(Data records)
***
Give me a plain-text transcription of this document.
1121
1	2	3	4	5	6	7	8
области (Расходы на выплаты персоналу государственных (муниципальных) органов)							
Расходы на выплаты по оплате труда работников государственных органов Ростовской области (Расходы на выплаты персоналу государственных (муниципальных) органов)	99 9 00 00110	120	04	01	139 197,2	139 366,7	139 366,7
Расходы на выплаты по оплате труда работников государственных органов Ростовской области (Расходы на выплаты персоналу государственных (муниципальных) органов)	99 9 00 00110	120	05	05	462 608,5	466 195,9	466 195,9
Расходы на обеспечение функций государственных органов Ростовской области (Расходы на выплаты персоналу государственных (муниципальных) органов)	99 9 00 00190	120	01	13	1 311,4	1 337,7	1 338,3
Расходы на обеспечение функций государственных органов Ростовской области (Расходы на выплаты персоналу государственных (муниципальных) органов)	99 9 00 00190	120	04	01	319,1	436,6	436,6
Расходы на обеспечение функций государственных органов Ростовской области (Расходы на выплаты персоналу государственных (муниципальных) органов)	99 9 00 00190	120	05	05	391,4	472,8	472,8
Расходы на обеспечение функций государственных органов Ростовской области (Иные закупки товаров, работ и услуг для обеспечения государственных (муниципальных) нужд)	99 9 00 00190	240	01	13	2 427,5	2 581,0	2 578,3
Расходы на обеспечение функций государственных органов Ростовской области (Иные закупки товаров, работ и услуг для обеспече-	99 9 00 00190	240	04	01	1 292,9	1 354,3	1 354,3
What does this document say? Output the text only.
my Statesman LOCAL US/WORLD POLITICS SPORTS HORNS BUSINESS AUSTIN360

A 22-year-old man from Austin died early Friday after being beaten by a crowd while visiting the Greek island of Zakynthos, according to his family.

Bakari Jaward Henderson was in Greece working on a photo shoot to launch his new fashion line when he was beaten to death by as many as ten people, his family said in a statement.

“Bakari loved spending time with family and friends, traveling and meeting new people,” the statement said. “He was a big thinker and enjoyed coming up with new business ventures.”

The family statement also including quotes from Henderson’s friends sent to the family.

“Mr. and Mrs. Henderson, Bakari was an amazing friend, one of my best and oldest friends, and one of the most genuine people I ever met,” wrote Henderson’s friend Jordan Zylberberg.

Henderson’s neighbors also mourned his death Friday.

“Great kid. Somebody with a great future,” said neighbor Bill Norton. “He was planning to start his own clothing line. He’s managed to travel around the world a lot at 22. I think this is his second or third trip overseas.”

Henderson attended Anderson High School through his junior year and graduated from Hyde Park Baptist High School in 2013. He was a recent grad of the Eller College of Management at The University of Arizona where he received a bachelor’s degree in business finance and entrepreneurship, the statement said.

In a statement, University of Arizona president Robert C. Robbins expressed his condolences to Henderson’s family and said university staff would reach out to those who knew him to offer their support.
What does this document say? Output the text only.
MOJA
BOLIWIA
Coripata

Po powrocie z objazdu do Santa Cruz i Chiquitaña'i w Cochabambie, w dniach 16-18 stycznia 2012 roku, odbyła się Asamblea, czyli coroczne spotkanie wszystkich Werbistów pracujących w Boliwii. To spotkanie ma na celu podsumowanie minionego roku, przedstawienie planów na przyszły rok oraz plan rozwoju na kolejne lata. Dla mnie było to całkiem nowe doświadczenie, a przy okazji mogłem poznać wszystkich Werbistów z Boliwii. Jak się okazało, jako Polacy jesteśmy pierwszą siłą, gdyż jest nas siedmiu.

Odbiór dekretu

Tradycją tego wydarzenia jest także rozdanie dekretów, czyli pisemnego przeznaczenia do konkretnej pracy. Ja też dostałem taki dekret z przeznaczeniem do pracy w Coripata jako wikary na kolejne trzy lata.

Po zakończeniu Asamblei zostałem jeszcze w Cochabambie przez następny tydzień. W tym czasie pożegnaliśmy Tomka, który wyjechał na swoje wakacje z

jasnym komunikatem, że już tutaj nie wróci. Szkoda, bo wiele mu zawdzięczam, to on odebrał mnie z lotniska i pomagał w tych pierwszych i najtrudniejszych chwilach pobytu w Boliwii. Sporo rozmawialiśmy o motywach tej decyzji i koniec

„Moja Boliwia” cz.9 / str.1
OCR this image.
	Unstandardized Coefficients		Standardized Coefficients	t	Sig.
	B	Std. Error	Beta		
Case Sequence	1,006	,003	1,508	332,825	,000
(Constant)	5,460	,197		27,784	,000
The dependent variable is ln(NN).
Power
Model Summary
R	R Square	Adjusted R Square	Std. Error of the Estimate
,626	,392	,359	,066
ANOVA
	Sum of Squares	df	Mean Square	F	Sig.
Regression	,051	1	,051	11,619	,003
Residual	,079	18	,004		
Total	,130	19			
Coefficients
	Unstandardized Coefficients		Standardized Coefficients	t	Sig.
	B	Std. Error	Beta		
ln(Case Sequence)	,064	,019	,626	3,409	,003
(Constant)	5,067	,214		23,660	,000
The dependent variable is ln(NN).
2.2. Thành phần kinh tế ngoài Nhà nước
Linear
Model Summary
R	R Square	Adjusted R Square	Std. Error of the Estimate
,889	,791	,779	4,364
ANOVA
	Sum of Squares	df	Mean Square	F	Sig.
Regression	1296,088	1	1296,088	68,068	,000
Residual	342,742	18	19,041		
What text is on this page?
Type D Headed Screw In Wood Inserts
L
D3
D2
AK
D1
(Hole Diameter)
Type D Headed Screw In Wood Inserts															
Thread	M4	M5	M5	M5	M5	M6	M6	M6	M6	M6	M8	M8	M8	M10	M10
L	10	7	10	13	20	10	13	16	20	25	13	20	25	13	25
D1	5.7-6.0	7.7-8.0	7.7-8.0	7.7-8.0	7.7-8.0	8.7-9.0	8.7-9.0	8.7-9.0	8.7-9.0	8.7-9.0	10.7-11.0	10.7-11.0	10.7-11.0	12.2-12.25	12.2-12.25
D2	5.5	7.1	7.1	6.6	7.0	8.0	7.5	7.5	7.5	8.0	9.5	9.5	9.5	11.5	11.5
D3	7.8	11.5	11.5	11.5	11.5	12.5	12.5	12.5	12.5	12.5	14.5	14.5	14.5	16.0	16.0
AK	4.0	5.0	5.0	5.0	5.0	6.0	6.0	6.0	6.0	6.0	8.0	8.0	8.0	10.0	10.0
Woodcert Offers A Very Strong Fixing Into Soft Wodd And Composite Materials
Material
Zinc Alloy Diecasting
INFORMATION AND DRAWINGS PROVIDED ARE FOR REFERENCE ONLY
***
**EXERCISE TASK:**
All of the data must be returned exactly.

**RESULT FOR THIS TASK:**
Give me a plain-text transcription of this document.
1121
1	2	3	4	5	6	7	8
области (Расходы на выплаты персоналу государственных (муниципальных) органов)							
Расходы на выплаты по оплате труда работников государственных органов Ростовской области (Расходы на выплаты персоналу государственных (муниципальных) органов)	99 9 00 00110	120	04	01	139 197,2	139 366,7	139 366,7
Расходы на выплаты по оплате труда работников государственных органов Ростовской области (Расходы на выплаты персоналу государственных (муниципальных) органов)	99 9 00 00110	120	05	05	462 608,5	466 195,9	466 195,9
Расходы на обеспечение функций государственных органов Ростовской области (Расходы на выплаты персоналу государственных (муниципальных) органов)	99 9 00 00190	120	01	13	1 311,4	1 337,7	1 338,3
Расходы на обеспечение функций государственных органов Ростовской области (Расходы на выплаты персоналу государственных (муниципальных) органов)	99 9 00 00190	120	04	01	319,1	436,6	436,6
Расходы на обеспечение функций государственных органов Ростовской области (Расходы на выплаты персоналу государственных (муниципальных) органов)	99 9 00 00190	120	05	05	391,4	472,8	472,8
Расходы на обеспечение функций государственных органов Ростовской области (Иные закупки товаров, работ и услуг для обеспечения государственных (муниципальных) нужд)	99 9 00 00190	240	01	13	2 427,5	2 581,0	2 578,3
Расходы на обеспечение функций государственных органов Ростовской области (Иные закупки товаров, работ и услуг для обеспече-	99 9 00 00190	240	04	01	1 292,9	1 354,3	1 354,3
What does this document say? Output the text only.
my Statesman LOCAL US/WORLD POLITICS SPORTS HORNS BUSINESS AUSTIN360

A 22-year-old man from Austin died early Friday after being beaten by a crowd while visiting the Greek island of Zakynthos, according to his family.

Bakari Jaward Henderson was in Greece working on a photo shoot to launch his new fashion line when he was beaten to death by as many as ten people, his family said in a statement.

“Bakari loved spending time with family and friends, traveling and meeting new people,” the statement said. “He was a big thinker and enjoyed coming up with new business ventures.”

The family statement also including quotes from Henderson’s friends sent to the family.

“Mr. and Mrs. Henderson, Bakari was an amazing friend, one of my best and oldest friends, and one of the most genuine people I ever met,” wrote Henderson’s friend Jordan Zylberberg.

Henderson’s neighbors also mourned his death Friday.

“Great kid. Somebody with a great future,” said neighbor Bill Norton. “He was planning to start his own clothing line. He’s managed to travel around the world a lot at 22. I think this is his second or third trip overseas.”

Henderson attended Anderson High School through his junior year and graduated from Hyde Park Baptist High School in 2013. He was a recent grad of the Eller College of Management at The University of Arizona where he received a bachelor’s degree in business finance and entrepreneurship, the statement said.

In a statement, University of Arizona president Robert C. Robbins expressed his condolences to Henderson’s family and said university staff would reach out to those who knew him to offer their support.
What does this document say? Output the text only.
MOJA
BOLIWIA
Coripata

Po powrocie z objazdu do Santa Cruz i Chiquitaña'i w Cochabambie, w dniach 16-18 stycznia 2012 roku, odbyła się Asamblea, czyli coroczne spotkanie wszystkich Werbistów pracujących w Boliwii. To spotkanie ma na celu podsumowanie minionego roku, przedstawienie planów na przyszły rok oraz plan rozwoju na kolejne lata. Dla mnie było to całkiem nowe doświadczenie, a przy okazji mogłem poznać wszystkich Werbistów z Boliwii. Jak się okazało, jako Polacy jesteśmy pierwszą siłą, gdyż jest nas siedmiu.

Odbiór dekretu

Tradycją tego wydarzenia jest także rozdanie dekretów, czyli pisemnego przeznaczenia do konkretnej pracy. Ja też dostałem taki dekret z przeznaczeniem do pracy w Coripata jako wikary na kolejne trzy lata.

Po zakończeniu Asamblei zostałem jeszcze w Cochabambie przez następny tydzień. W tym czasie pożegnaliśmy Tomka, który wyjechał na swoje wakacje z

jasnym komunikatem, że już tutaj nie wróci. Szkoda, bo wiele mu zawdzięczam, to on odebrał mnie z lotniska i pomagał w tych pierwszych i najtrudniejszych chwilach pobytu w Boliwii. Sporo rozmawialiśmy o motywach tej decyzji i koniec

„Moja Boliwia” cz.9 / str.1
OCR this image.
	Unstandardized Coefficients		Standardized Coefficients	t	Sig.
	B	Std. Error	Beta		
Case Sequence	1,006	,003	1,508	332,825	,000
(Constant)	5,460	,197		27,784	,000
The dependent variable is ln(NN).
Power
Model Summary
R	R Square	Adjusted R Square	Std. Error of the Estimate
,626	,392	,359	,066
ANOVA
	Sum of Squares	df	Mean Square	F	Sig.
Regression	,051	1	,051	11,619	,003
Residual	,079	18	,004		
Total	,130	19			
Coefficients
	Unstandardized Coefficients		Standardized Coefficients	t	Sig.
	B	Std. Error	Beta		
ln(Case Sequence)	,064	,019	,626	3,409	,003
(Constant)	5,067	,214		23,660	,000
The dependent variable is ln(NN).
2.2. Thành phần kinh tế ngoài Nhà nước
Linear
Model Summary
R	R Square	Adjusted R Square	Std. Error of the Estimate
,889	,791	,779	4,364
ANOVA
	Sum of Squares	df	Mean Square	F	Sig.
Regression	1296,088	1	1296,088	68,068	,000
Residual	342,742	18	19,041		
What text is on this page?
Type D Headed Screw In Wood Inserts
L
D3
D2
AK
D1
(Hole Diameter)
Type D Headed Screw In Wood Inserts															
Thread	M4	M5	M5	M5	M5	M6	M6	M6	M6	M6	M8	M8	M8	M10	M10
L	10	7	10	13	20	10	13	16	20	25	13	20	25	13	25
D1	5.7-6.0	7.7-8.0	7.7-8.0	7.7-8.0	7.7-8.0	8.7-9.0	8.7-9.0	8.7-9.0	8.7-9.0	8.7-9.0	10.7-11.0	10.7-11.0	10.7-11.0	12.2-12.25	12.2-12.25
D2	5.5	7.1	7.1	6.6	7.0	8.0	7.5	7.5	7.5	8.0	9.5	9.5	9.5	11.5	11.5
D3	7.8	11.5	11.5	11.5	11.5	12.5	12.5	12.5	12.5	12.5	14.5	14.5	14.5	16.0	16.0
AK	4.0	5.0	5.0	5.0	5.0	6.0	6.0	6.0	6.0	6.0	8.0	8.0	8.0	10.0	10.0
Woodcert Offers A Very Strong Fixing Into Soft Wodd And Composite Materials
Material
Zinc Alloy Diecasting
INFORMATION AND DRAWINGS PROVIDED ARE FOR REFERENCE ONLY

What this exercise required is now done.